= Objective =
Without including any images, repeat the data exactly.

= Task material =
================================

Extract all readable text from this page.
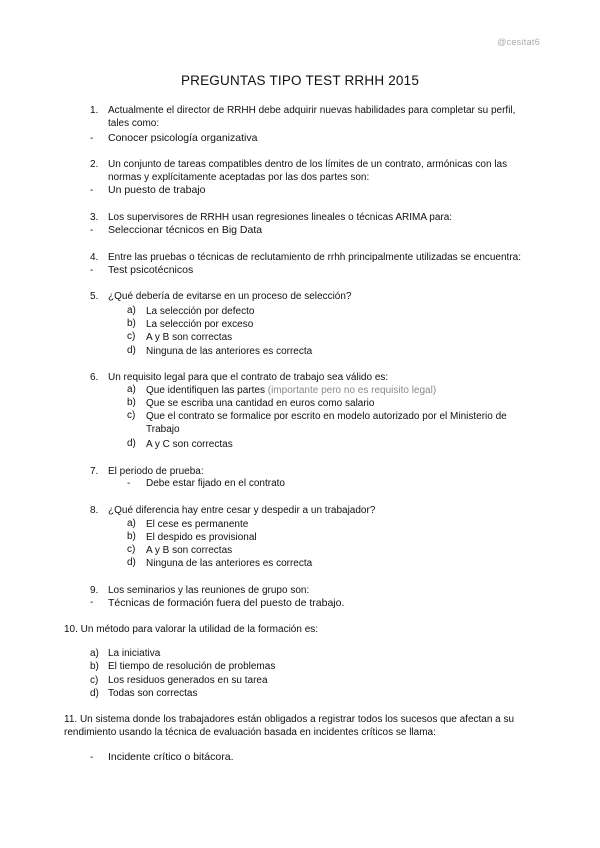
@cesitat6
PREGUNTAS TIPO TEST RRHH 2015
1. Actualmente el director de RRHH debe adquirir nuevas habilidades para completar su perfil, tales como:
- Conocer psicología organizativa
2. Un conjunto de tareas compatibles dentro de los límites de un contrato, armónicas con las normas y explícitamente aceptadas por las dos partes son:
- Un puesto de trabajo
3. Los supervisores de RRHH usan regresiones lineales o técnicas ARIMA para:
- Seleccionar técnicos en Big Data
4. Entre las pruebas o técnicas de reclutamiento de rrhh principalmente utilizadas se encuentra:
- Test psicotécnicos
5. ¿Qué debería de evitarse en un proceso de selección?
a) La selección por defecto
b) La selección por exceso
c) A y B son correctas
d) Ninguna de las anteriores es correcta
6. Un requisito legal para que el contrato de trabajo sea válido es:
a) Que identifiquen las partes (importante pero no es requisito legal)
b) Que se escriba una cantidad en euros como salario
c) Que el contrato se formalice por escrito en modelo autorizado por el Ministerio de Trabajo
d) A y C son correctas
7. El periodo de prueba:
- Debe estar fijado en el contrato
8. ¿Qué diferencia hay entre cesar y despedir a un trabajador?
a) El cese es permanente
b) El despido es provisional
c) A y B son correctas
d) Ninguna de las anteriores es correcta
9. Los seminarios y las reuniones de grupo son:
- Técnicas de formación fuera del puesto de trabajo.
10. Un método para valorar la utilidad de la formación es:
a) La iniciativa
b) El tiempo de resolución de problemas
c) Los residuos generados en su tarea
d) Todas son correctas
11. Un sistema donde los trabajadores están obligados a registrar todos los sucesos que afectan a su
rendimiento usando la técnica de evaluación basada en incidentes críticos se llama:
- Incidente crítico o bitácora.
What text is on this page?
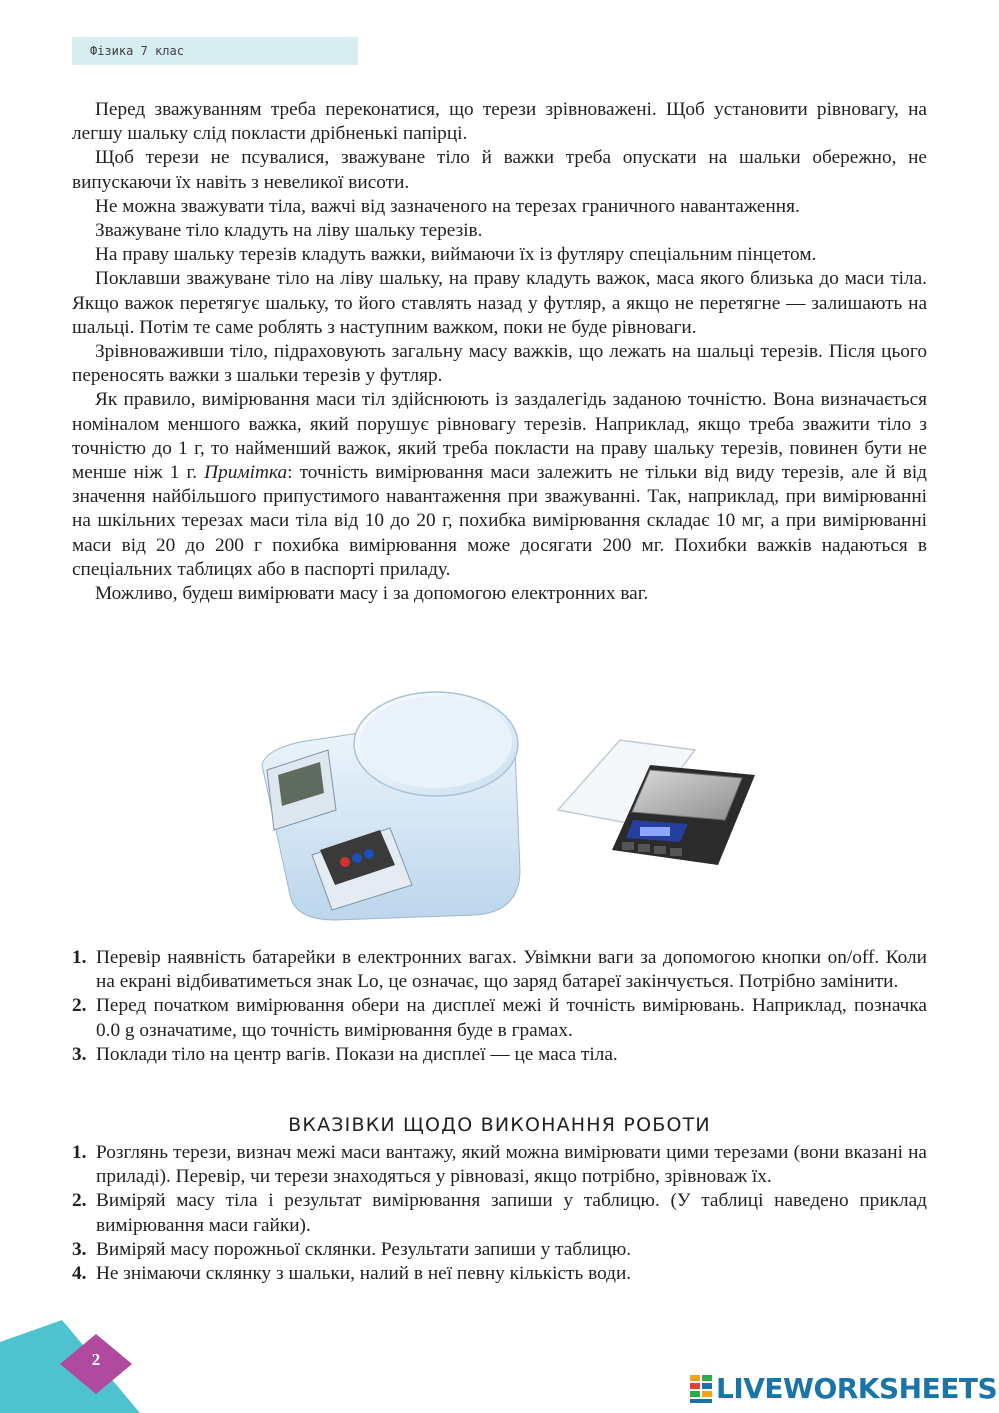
Фізика 7 клас

Перед зважуванням треба переконатися, що терези зрівноважені. Щоб установити рівновагу, на легшу шальку слід покласти дрібненькі папірці.

Щоб терези не псувалися, зважуване тіло й важки треба опускати на шальки обережно, не випускаючи їх навіть з невеликої висоти.

Не можна зважувати тіла, важчі від зазначеного на терезах граничного навантаження.

Зважуване тіло кладуть на ліву шальку терезів.

На праву шальку терезів кладуть важки, виймаючи їх із футляру спеціальним пінцетом.

Поклавши зважуване тіло на ліву шальку, на праву кладуть важок, маса якого близька до маси тіла. Якщо важок перетягує шальку, то його ставлять назад у футляр, а якщо не перетягне — залишають на шальці. Потім те саме роблять з наступним важком, поки не буде рівноваги.

Зрівноваживши тіло, підраховують загальну масу важків, що лежать на шальці терезів. Після цього переносять важки з шальки терезів у футляр.

Як правило, вимірювання маси тіл здійснюють із заздалегідь заданою точністю. Вона визначається номіналом меншого важка, який порушує рівновагу терезів. Наприклад, якщо треба зважити тіло з точністю до 1 г, то найменший важок, який треба покласти на праву шальку терезів, повинен бути не менше ніж 1 г. Примітка: точність вимірювання маси залежить не тільки від виду терезів, але й від значення найбільшого припустимого навантаження при зважуванні. Так, наприклад, при вимірюванні на шкільних терезах маси тіла від 10 до 20 г, похибка вимірювання складає 10 мг, а при вимірюванні маси від 20 до 200 г похибка вимірювання може досягати 200 мг. Похибки важків надаються в спеціальних таблицях або в паспорті приладу.

Можливо, будеш вимірювати масу і за допомогою електронних ваг.

1. Перевір наявність батарейки в електронних вагах. Увімкни ваги за допомогою кнопки on/off. Коли на екрані відбиватиметься знак Lo, це означає, що заряд батареї закінчується. Потрібно замінити.
2. Перед початком вимірювання обери на дисплеї межі й точність вимірювань. Наприклад, позначка 0.0 g означатиме, що точність вимірювання буде в грамах.
3. Поклади тіло на центр вагів. Покази на дисплеї — це маса тіла.
ВКАЗІВКИ ЩОДО ВИКОНАННЯ РОБОТИ
1. Розглянь терези, визнач межі маси вантажу, який можна вимірювати цими терезами (вони вказані на приладі). Перевір, чи терези знаходяться у рівновазі, якщо потрібно, зрівноваж їх.
2. Виміряй масу тіла і результат вимірювання запиши у таблицю. (У таблиці наведено приклад вимірювання маси гайки).
3. Виміряй масу порожньої склянки. Результати запиши у таблицю.
4. Не знімаючи склянку з шальки, налий в неї певну кількість води.
2
LIVEWORKSHEETS
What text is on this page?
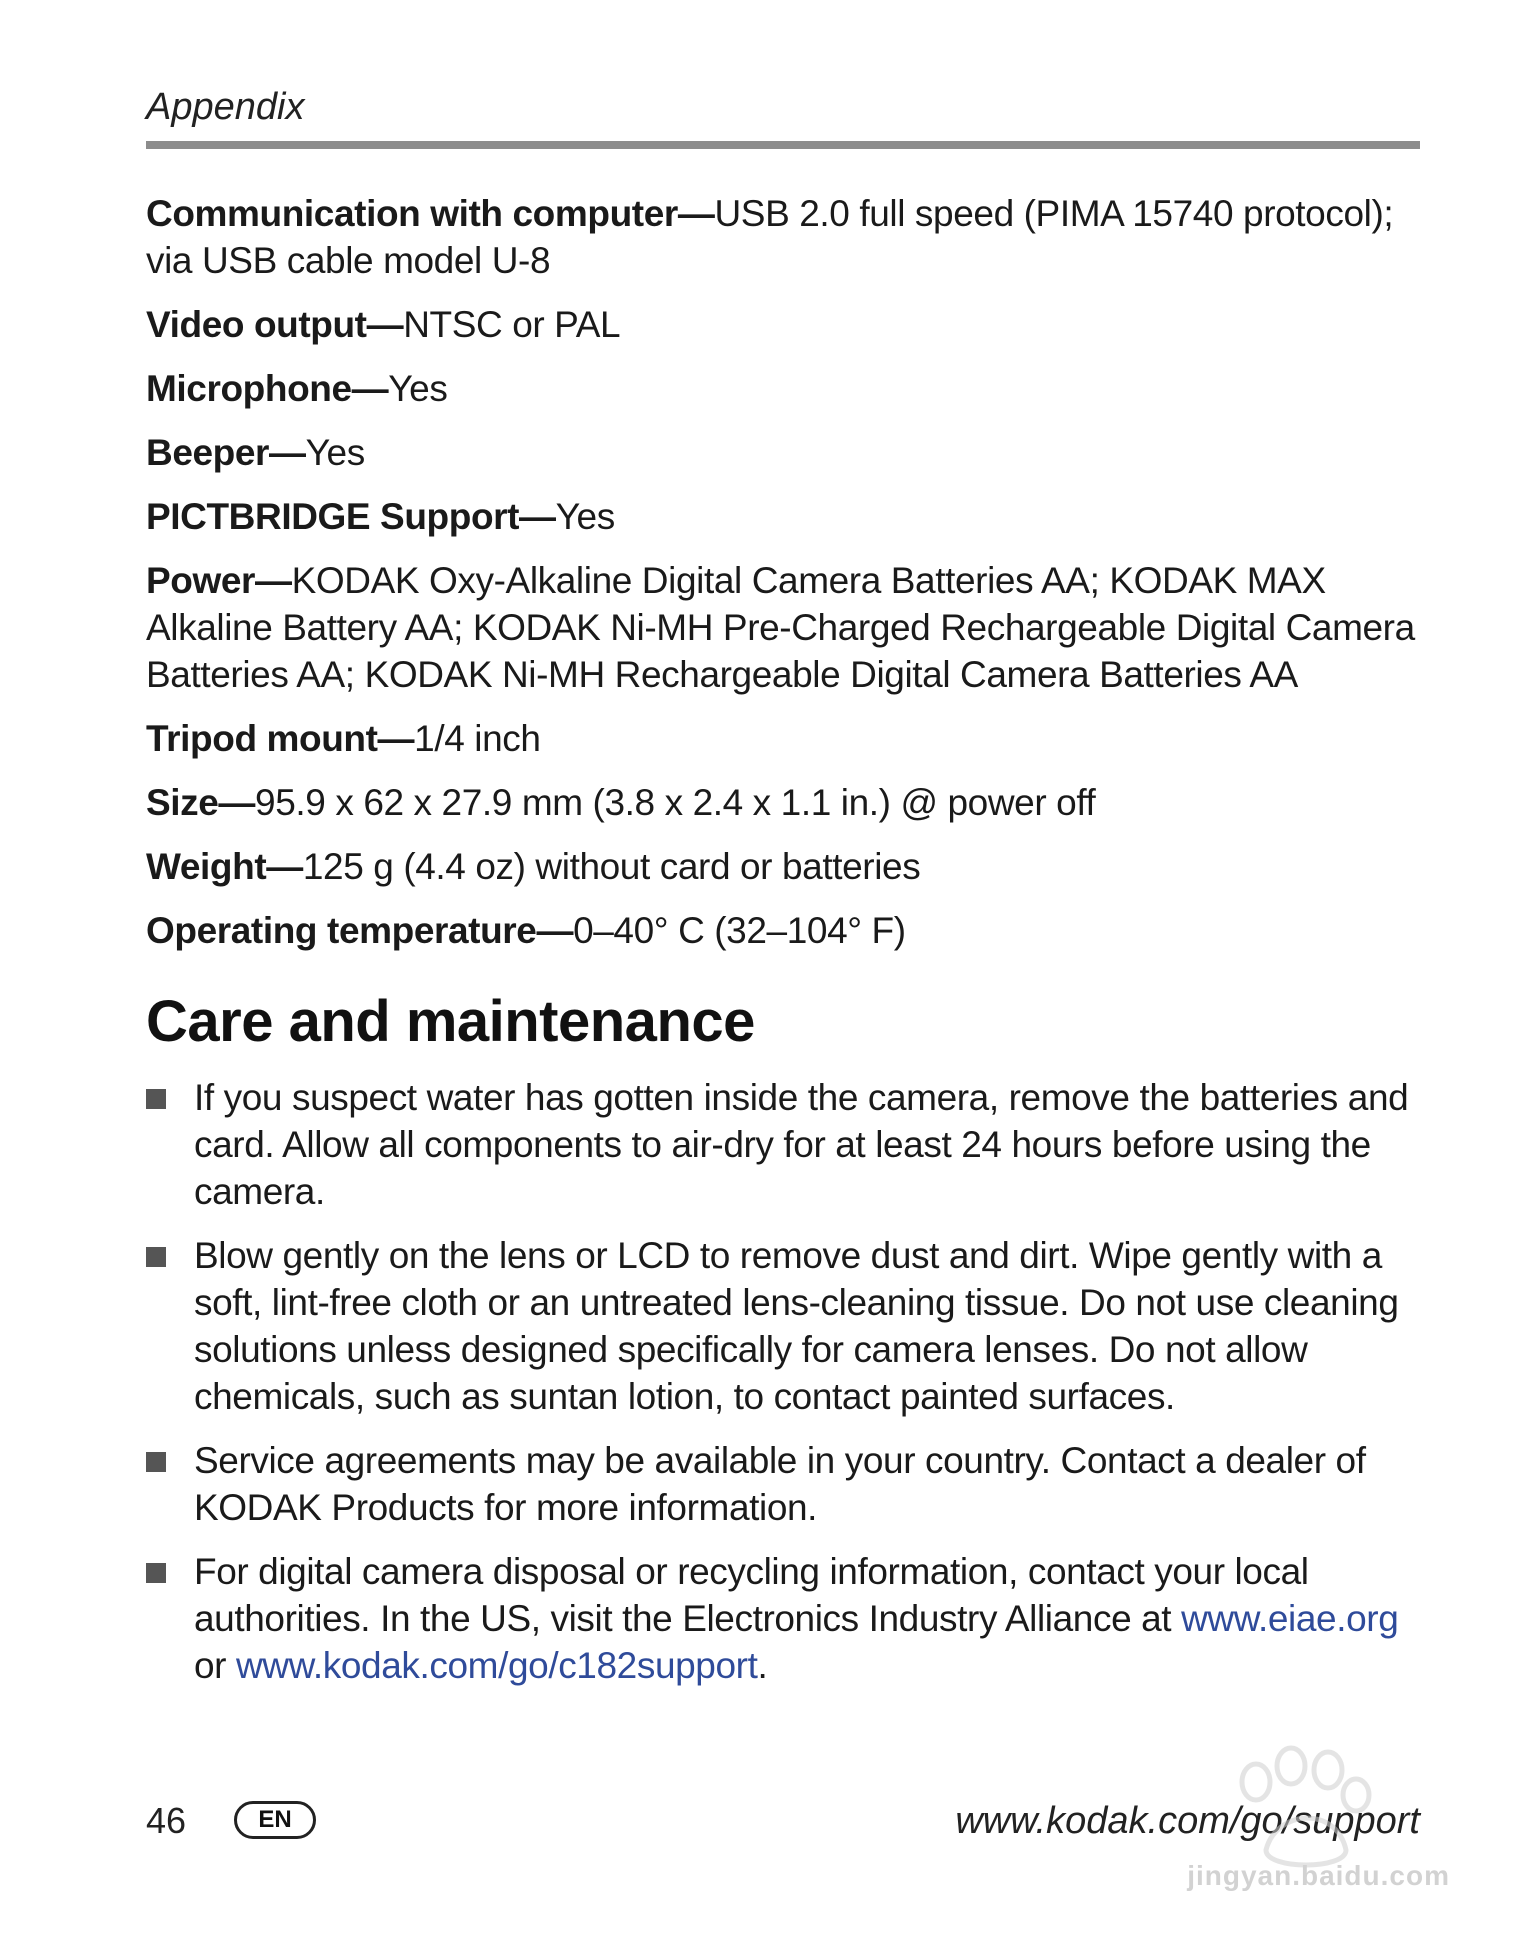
Appendix

Communication with computer—USB 2.0 full speed (PIMA 15740 protocol); via USB cable model U-8

Video output—NTSC or PAL

Microphone—Yes

Beeper—Yes

PICTBRIDGE Support—Yes

Power—KODAK Oxy-Alkaline Digital Camera Batteries AA; KODAK MAX Alkaline Battery AA; KODAK Ni-MH Pre-Charged Rechargeable Digital Camera Batteries AA; KODAK Ni-MH Rechargeable Digital Camera Batteries AA

Tripod mount—1/4 inch

Size—95.9 x 62 x 27.9 mm (3.8 x 2.4 x 1.1 in.) @ power off

Weight—125 g (4.4 oz) without card or batteries

Operating temperature—0–40° C (32–104° F)

Care and maintenance

If you suspect water has gotten inside the camera, remove the batteries and card. Allow all components to air-dry for at least 24 hours before using the camera.

Blow gently on the lens or LCD to remove dust and dirt. Wipe gently with a soft, lint-free cloth or an untreated lens-cleaning tissue. Do not use cleaning solutions unless designed specifically for camera lenses. Do not allow chemicals, such as suntan lotion, to contact painted surfaces.

Service agreements may be available in your country. Contact a dealer of KODAK Products for more information.

For digital camera disposal or recycling information, contact your local authorities. In the US, visit the Electronics Industry Alliance at www.eiae.org or www.kodak.com/go/c182support.

46	EN	www.kodak.com/go/support
jingyan.baidu.com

================================

= Exercise solution =
Extract all readable text from this page.
@cesitat6
PREGUNTAS TIPO TEST RRHH 2015
1. Actualmente el director de RRHH debe adquirir nuevas habilidades para completar su perfil, tales como:
- Conocer psicología organizativa
2. Un conjunto de tareas compatibles dentro de los límites de un contrato, armónicas con las normas y explícitamente aceptadas por las dos partes son:
- Un puesto de trabajo
3. Los supervisores de RRHH usan regresiones lineales o técnicas ARIMA para:
- Seleccionar técnicos en Big Data
4. Entre las pruebas o técnicas de reclutamiento de rrhh principalmente utilizadas se encuentra:
- Test psicotécnicos
5. ¿Qué debería de evitarse en un proceso de selección?
a) La selección por defecto
b) La selección por exceso
c) A y B son correctas
d) Ninguna de las anteriores es correcta
6. Un requisito legal para que el contrato de trabajo sea válido es:
a) Que identifiquen las partes (importante pero no es requisito legal)
b) Que se escriba una cantidad en euros como salario
c) Que el contrato se formalice por escrito en modelo autorizado por el Ministerio de Trabajo
d) A y C son correctas
7. El periodo de prueba:
- Debe estar fijado en el contrato
8. ¿Qué diferencia hay entre cesar y despedir a un trabajador?
a) El cese es permanente
b) El despido es provisional
c) A y B son correctas
d) Ninguna de las anteriores es correcta
9. Los seminarios y las reuniones de grupo son:
- Técnicas de formación fuera del puesto de trabajo.
10. Un método para valorar la utilidad de la formación es:
a) La iniciativa
b) El tiempo de resolución de problemas
c) Los residuos generados en su tarea
d) Todas son correctas
11. Un sistema donde los trabajadores están obligados a registrar todos los sucesos que afectan a su
rendimiento usando la técnica de evaluación basada en incidentes críticos se llama:
- Incidente crítico o bitácora.
What text is on this page?
Фізика 7 клас

Перед зважуванням треба переконатися, що терези зрівноважені. Щоб установити рівновагу, на легшу шальку слід покласти дрібненькі папірці.

Щоб терези не псувалися, зважуване тіло й важки треба опускати на шальки обережно, не випускаючи їх навіть з невеликої висоти.

Не можна зважувати тіла, важчі від зазначеного на терезах граничного навантаження.

Зважуване тіло кладуть на ліву шальку терезів.

На праву шальку терезів кладуть важки, виймаючи їх із футляру спеціальним пінцетом.

Поклавши зважуване тіло на ліву шальку, на праву кладуть важок, маса якого близька до маси тіла. Якщо важок перетягує шальку, то його ставлять назад у футляр, а якщо не перетягне — залишають на шальці. Потім те саме роблять з наступним важком, поки не буде рівноваги.

Зрівноваживши тіло, підраховують загальну масу важків, що лежать на шальці терезів. Після цього переносять важки з шальки терезів у футляр.

Як правило, вимірювання маси тіл здійснюють із заздалегідь заданою точністю. Вона визначається номіналом меншого важка, який порушує рівновагу терезів. Наприклад, якщо треба зважити тіло з точністю до 1 г, то найменший важок, який треба покласти на праву шальку терезів, повинен бути не менше ніж 1 г. Примітка: точність вимірювання маси залежить не тільки від виду терезів, але й від значення найбільшого припустимого навантаження при зважуванні. Так, наприклад, при вимірюванні на шкільних терезах маси тіла від 10 до 20 г, похибка вимірювання складає 10 мг, а при вимірюванні маси від 20 до 200 г похибка вимірювання може досягати 200 мг. Похибки важків надаються в спеціальних таблицях або в паспорті приладу.

Можливо, будеш вимірювати масу і за допомогою електронних ваг.

1. Перевір наявність батарейки в електронних вагах. Увімкни ваги за допомогою кнопки on/off. Коли на екрані відбиватиметься знак Lo, це означає, що заряд батареї закінчується. Потрібно замінити.
2. Перед початком вимірювання обери на дисплеї межі й точність вимірювань. Наприклад, позначка 0.0 g означатиме, що точність вимірювання буде в грамах.
3. Поклади тіло на центр вагів. Покази на дисплеї — це маса тіла.
ВКАЗІВКИ ЩОДО ВИКОНАННЯ РОБОТИ
1. Розглянь терези, визнач межі маси вантажу, який можна вимірювати цими терезами (вони вказані на приладі). Перевір, чи терези знаходяться у рівновазі, якщо потрібно, зрівноваж їх.
2. Виміряй масу тіла і результат вимірювання запиши у таблицю. (У таблиці наведено приклад вимірювання маси гайки).
3. Виміряй масу порожньої склянки. Результати запиши у таблицю.
4. Не знімаючи склянку з шальки, налий в неї певну кількість води.
2
LIVEWORKSHEETS
What text is on this page?
Appendix

Communication with computer—USB 2.0 full speed (PIMA 15740 protocol); via USB cable model U-8

Video output—NTSC or PAL

Microphone—Yes

Beeper—Yes

PICTBRIDGE Support—Yes

Power—KODAK Oxy-Alkaline Digital Camera Batteries AA; KODAK MAX Alkaline Battery AA; KODAK Ni-MH Pre-Charged Rechargeable Digital Camera Batteries AA; KODAK Ni-MH Rechargeable Digital Camera Batteries AA

Tripod mount—1/4 inch

Size—95.9 x 62 x 27.9 mm (3.8 x 2.4 x 1.1 in.) @ power off

Weight—125 g (4.4 oz) without card or batteries

Operating temperature—0–40° C (32–104° F)

Care and maintenance

If you suspect water has gotten inside the camera, remove the batteries and card. Allow all components to air-dry for at least 24 hours before using the camera.

Blow gently on the lens or LCD to remove dust and dirt. Wipe gently with a soft, lint-free cloth or an untreated lens-cleaning tissue. Do not use cleaning solutions unless designed specifically for camera lenses. Do not allow chemicals, such as suntan lotion, to contact painted surfaces.

Service agreements may be available in your country. Contact a dealer of KODAK Products for more information.

For digital camera disposal or recycling information, contact your local authorities. In the US, visit the Electronics Industry Alliance at www.eiae.org or www.kodak.com/go/c182support.

46	EN	www.kodak.com/go/support
jingyan.baidu.com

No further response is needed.